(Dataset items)

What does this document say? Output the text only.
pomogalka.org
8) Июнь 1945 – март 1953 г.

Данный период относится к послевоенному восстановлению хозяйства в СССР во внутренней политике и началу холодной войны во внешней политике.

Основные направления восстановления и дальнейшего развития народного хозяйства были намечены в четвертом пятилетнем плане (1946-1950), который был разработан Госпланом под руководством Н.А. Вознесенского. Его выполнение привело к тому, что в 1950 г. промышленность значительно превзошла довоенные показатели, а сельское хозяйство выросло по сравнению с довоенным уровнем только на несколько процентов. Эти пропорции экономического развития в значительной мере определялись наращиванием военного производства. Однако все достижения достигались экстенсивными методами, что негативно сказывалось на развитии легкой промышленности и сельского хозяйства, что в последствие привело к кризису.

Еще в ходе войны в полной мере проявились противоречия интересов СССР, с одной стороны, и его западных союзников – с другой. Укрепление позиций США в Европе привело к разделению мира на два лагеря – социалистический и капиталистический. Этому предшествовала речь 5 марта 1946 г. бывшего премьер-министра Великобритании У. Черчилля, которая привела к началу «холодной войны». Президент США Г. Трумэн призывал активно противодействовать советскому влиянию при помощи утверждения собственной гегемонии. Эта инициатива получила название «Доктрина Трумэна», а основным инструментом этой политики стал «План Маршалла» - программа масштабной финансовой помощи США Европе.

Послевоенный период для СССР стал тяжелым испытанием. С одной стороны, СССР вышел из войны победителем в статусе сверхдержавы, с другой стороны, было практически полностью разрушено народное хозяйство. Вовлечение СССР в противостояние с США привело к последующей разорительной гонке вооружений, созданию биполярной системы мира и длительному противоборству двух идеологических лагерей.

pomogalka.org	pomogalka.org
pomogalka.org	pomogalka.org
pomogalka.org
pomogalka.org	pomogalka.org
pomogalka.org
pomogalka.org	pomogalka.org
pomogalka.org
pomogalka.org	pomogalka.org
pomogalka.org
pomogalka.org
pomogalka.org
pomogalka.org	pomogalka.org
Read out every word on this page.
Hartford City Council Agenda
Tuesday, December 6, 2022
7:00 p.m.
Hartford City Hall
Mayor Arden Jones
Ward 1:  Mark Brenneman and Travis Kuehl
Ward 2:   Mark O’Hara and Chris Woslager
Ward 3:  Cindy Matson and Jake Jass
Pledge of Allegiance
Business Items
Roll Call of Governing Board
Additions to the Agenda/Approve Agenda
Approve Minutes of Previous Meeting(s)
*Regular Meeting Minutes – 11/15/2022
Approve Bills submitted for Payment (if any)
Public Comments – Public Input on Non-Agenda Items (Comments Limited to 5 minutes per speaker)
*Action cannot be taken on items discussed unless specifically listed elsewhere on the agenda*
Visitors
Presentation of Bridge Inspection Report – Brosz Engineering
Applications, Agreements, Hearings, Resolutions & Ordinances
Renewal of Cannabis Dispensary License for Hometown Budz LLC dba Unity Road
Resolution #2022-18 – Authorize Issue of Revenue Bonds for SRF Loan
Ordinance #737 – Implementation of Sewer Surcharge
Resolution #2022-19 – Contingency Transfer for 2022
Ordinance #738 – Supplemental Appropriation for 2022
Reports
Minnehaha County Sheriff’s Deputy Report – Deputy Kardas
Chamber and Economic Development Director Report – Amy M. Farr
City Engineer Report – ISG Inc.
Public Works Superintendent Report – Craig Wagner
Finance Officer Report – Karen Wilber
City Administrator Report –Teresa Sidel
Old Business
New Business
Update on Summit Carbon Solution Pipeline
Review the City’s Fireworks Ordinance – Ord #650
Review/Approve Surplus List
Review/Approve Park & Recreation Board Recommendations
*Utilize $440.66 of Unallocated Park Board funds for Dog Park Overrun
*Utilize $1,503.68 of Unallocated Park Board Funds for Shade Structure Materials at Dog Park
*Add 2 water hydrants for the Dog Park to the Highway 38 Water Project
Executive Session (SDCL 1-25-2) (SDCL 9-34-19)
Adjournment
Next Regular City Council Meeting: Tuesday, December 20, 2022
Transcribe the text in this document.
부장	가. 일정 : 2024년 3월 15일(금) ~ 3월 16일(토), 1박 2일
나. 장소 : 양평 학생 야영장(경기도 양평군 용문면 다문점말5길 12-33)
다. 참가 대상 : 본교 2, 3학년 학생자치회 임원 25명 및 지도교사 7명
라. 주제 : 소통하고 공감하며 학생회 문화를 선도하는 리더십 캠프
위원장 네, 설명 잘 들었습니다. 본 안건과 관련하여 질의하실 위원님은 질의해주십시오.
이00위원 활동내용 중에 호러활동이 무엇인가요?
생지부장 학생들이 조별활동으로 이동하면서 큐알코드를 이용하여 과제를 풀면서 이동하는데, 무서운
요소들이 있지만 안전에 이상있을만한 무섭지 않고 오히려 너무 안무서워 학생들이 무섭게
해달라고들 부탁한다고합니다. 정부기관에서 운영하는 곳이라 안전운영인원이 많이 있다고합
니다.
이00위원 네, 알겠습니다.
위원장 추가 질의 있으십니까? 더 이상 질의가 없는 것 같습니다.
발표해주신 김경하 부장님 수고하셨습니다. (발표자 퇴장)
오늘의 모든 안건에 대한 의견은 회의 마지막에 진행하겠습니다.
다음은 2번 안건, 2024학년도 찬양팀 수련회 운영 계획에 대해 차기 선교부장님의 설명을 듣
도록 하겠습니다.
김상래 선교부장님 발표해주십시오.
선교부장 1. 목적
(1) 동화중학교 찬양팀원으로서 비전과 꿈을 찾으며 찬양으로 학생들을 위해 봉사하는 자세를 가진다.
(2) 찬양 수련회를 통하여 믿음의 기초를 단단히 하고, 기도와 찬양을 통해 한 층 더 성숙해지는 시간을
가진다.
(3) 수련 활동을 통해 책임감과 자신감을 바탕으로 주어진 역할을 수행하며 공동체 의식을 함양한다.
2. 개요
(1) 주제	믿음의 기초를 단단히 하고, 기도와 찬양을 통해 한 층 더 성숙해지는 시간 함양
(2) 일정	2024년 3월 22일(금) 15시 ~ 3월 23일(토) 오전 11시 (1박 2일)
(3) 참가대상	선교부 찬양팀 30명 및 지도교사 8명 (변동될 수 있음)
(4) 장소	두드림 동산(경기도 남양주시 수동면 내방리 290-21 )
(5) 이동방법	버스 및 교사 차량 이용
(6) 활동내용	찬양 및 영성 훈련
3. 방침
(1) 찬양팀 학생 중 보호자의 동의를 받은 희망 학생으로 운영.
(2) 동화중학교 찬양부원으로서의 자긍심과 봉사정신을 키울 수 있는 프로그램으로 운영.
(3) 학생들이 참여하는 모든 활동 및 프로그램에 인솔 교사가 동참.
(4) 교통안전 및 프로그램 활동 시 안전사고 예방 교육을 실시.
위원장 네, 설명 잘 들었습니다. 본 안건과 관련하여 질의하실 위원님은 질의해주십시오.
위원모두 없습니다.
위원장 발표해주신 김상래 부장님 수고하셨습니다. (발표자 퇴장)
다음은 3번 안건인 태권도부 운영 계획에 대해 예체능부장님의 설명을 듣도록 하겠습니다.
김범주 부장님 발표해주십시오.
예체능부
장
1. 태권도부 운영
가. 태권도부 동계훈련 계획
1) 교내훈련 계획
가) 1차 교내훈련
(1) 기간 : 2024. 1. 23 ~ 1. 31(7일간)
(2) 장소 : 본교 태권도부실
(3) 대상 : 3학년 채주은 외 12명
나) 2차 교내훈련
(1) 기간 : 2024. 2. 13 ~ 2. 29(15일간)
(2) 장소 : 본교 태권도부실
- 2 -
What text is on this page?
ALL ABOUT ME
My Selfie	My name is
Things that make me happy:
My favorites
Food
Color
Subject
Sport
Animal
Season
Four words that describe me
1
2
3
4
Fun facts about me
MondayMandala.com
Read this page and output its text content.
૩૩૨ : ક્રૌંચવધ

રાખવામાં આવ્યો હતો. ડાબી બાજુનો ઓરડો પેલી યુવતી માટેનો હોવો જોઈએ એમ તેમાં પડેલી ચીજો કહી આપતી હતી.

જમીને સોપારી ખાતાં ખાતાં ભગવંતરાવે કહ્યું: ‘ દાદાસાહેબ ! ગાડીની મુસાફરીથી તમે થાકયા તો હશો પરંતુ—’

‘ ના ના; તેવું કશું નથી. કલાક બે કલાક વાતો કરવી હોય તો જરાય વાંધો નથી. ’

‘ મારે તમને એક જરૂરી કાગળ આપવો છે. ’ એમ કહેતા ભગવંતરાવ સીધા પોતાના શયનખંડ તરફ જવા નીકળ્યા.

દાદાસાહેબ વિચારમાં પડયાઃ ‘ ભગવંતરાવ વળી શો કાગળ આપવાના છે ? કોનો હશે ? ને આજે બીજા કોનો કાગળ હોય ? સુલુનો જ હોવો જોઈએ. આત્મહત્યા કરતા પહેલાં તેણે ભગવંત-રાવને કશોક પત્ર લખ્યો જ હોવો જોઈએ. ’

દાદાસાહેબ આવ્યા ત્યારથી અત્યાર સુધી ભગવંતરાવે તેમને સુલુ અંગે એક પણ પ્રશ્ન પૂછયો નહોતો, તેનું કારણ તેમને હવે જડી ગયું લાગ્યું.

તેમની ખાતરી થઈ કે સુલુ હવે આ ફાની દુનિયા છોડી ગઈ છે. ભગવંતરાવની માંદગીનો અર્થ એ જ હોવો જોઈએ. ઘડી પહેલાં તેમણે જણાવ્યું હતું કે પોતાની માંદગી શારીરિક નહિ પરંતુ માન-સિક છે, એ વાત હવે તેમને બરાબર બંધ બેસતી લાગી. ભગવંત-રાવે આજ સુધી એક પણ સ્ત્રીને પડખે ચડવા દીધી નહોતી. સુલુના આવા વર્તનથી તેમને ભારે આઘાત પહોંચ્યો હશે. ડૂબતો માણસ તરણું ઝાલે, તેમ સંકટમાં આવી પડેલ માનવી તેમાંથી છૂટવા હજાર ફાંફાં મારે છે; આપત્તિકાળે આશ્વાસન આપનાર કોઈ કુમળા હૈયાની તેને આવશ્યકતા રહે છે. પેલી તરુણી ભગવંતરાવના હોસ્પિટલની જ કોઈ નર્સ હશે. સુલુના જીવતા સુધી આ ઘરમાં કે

## WRITTEN PROBLEM
Which lines contain "Council"? Copy each of them.

## RESULT
Hartford City Council Agenda
Next Regular City Council Meeting: Tuesday, December 20, 2022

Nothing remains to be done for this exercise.